── Document excerpt ──

- Origin and Destination
--Origin, Dest -> Filtering of flights to and from ATL and DEN was supported by these fields
--OriginCityName, DestCityName -> As many a times the name of the city being travelled to or from is not that obvious from their abbreviations thus to give a high level idea on their names these fileds were selected.
--OriginState, DestState -> Useful for getting a broad overview of connectivity of the airport across the country.
- Departure and Arrival Performance
--DepDelay and ArrDelay -> These fields are very useful as they give the exact amount of minutes the flight departed or arrived early or late.These fields also help assess the reliability of departures and arrivals from DEN and ATL, which is crucial for minimizing missed connections and other accidents.
- Cancellations and Diversions
--Cancelled, CancellationCode -> Important for understanding the frequency and reasons behind cancellations at our selected airports, as high cancellation rates can significantly disrupt connectivity and cause further troubles.
--Diverted -> This gives insight into how often flights scheduled for these airports are diverted, another factor in assessing their reliability.
- Flight Summaries
--Flights, Distance -> These fields may prove useful in providing insights into the amount of flights and the range of destinations covered, important for evaluating the extent of connectivity.
--CRSElapsedTime, ActualElapsedTime -> Helps assess the different calculation of duration of flights, offering indirect insights on reachability of potential destinations.
# Dataset population and limitations analysis
In case of this dataset, the larger population includes all regularly scheduled flights in the United States, with a focus on those that connect via DEN and ATL throughout the year. This comprehensive view helps you understand how these airports connect to air traffic networks across the country and around the world. Speaking of the limitations of the data, as it covers only seasonal data it might not show the full patterns for the year including passenger volumes and operational delays.

───
── Available data ──

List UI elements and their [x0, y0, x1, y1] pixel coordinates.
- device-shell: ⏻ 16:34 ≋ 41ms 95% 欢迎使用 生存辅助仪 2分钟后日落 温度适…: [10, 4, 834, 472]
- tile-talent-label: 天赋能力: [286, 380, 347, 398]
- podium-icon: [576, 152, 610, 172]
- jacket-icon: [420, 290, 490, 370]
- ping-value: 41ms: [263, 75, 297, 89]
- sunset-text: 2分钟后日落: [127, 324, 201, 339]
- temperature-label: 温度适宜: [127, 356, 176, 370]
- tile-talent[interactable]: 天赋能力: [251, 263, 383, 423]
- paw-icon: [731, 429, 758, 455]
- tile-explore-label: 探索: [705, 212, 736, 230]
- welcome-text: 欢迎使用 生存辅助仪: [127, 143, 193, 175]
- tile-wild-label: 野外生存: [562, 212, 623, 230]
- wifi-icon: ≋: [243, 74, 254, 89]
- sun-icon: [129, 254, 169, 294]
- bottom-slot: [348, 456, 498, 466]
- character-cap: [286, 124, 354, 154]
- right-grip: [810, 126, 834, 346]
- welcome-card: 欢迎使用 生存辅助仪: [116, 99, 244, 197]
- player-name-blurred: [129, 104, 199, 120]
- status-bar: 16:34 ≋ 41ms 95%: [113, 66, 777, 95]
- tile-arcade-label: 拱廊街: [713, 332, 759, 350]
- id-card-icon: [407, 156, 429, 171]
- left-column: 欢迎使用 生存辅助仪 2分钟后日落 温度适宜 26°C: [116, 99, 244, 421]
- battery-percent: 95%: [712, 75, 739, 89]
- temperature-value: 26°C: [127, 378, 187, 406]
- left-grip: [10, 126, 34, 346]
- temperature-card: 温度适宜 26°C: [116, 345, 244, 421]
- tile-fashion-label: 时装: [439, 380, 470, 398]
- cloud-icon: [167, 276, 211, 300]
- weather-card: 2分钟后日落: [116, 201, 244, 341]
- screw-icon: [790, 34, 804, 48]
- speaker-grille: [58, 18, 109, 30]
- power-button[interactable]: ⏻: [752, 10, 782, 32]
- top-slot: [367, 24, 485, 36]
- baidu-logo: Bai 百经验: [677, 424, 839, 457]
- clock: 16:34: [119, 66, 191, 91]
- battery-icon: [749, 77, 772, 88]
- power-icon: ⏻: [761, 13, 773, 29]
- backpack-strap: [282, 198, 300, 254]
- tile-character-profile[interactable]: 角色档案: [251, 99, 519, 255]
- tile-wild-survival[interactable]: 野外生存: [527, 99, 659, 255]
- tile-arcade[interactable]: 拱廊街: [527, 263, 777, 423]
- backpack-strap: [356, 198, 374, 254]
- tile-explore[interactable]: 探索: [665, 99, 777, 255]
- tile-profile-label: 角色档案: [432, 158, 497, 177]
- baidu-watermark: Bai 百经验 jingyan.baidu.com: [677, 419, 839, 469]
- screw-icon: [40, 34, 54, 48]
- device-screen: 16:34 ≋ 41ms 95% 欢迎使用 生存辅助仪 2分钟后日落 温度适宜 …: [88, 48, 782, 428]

───

→ **Problem to solve**: Reproduce the flight dataset notes word for word, everything from "--OriginState, DestState ->" down to "assessing their reliability.".

→ **Written answer**:
--OriginState, DestState -> Useful for getting a broad overview of connectivity of the airport across the country.
- Departure and Arrival Performance
--DepDelay and ArrDelay -> These fields are very useful as they give the exact amount of minutes the flight departed or arrived early or late.These fields also help assess the reliability of departures and arrivals from DEN and ATL, which is crucial for minimizing missed connections and other accidents.
- Cancellations and Diversions
--Cancelled, CancellationCode -> Important for understanding the frequency and reasons behind cancellations at our selected airports, as high cancellation rates can significantly disrupt connectivity and cause further troubles.
--Diverted -> This gives insight into how often flights scheduled for these airports are diverted, another factor in assessing their reliability.